INSTRUCTION – Print all the data, keeping every line exactly as it is.

RECORD SET –
——————
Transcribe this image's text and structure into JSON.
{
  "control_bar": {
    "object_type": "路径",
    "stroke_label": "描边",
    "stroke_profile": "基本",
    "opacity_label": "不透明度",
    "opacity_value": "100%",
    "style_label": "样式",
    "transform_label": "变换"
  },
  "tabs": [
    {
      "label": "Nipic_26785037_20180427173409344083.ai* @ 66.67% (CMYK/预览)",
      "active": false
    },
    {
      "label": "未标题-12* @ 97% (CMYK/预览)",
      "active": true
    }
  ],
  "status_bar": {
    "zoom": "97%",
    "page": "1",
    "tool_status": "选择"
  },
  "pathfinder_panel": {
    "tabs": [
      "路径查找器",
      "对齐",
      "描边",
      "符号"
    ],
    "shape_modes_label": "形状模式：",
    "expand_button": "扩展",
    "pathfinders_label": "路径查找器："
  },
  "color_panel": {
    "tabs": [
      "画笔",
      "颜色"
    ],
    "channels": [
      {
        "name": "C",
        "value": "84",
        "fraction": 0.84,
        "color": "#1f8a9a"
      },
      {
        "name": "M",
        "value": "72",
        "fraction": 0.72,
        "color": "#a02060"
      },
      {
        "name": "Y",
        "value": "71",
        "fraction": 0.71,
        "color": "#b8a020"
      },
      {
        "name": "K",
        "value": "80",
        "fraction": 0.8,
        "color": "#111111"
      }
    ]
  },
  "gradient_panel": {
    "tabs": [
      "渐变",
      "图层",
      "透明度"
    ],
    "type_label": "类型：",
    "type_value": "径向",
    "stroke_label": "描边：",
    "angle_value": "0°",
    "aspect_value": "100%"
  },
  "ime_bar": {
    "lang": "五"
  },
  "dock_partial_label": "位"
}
——————
ANSWER TO THE EXERCISE –
Transcribe this image's text and structure into JSON.
{
  "control_bar": {
    "object_type": "路径",
    "stroke_label": "描边",
    "stroke_profile": "基本",
    "opacity_label": "不透明度",
    "opacity_value": "100%",
    "style_label": "样式",
    "transform_label": "变换"
  },
  "tabs": [
    {
      "label": "Nipic_26785037_20180427173409344083.ai* @ 66.67% (CMYK/预览)",
      "active": false
    },
    {
      "label": "未标题-12* @ 97% (CMYK/预览)",
      "active": true
    }
  ],
  "status_bar": {
    "zoom": "97%",
    "page": "1",
    "tool_status": "选择"
  },
  "pathfinder_panel": {
    "tabs": [
      "路径查找器",
      "对齐",
      "描边",
      "符号"
    ],
    "shape_modes_label": "形状模式：",
    "expand_button": "扩展",
    "pathfinders_label": "路径查找器："
  },
  "color_panel": {
    "tabs": [
      "画笔",
      "颜色"
    ],
    "channels": [
      {
        "name": "C",
        "value": "84",
        "fraction": 0.84,
        "color": "#1f8a9a"
      },
      {
        "name": "M",
        "value": "72",
        "fraction": 0.72,
        "color": "#a02060"
      },
      {
        "name": "Y",
        "value": "71",
        "fraction": 0.71,
        "color": "#b8a020"
      },
      {
        "name": "K",
        "value": "80",
        "fraction": 0.8,
        "color": "#111111"
      }
    ]
  },
  "gradient_panel": {
    "tabs": [
      "渐变",
      "图层",
      "透明度"
    ],
    "type_label": "类型：",
    "type_value": "径向",
    "stroke_label": "描边：",
    "angle_value": "0°",
    "aspect_value": "100%"
  },
  "ime_bar": {
    "lang": "五"
  },
  "dock_partial_label": "位"
}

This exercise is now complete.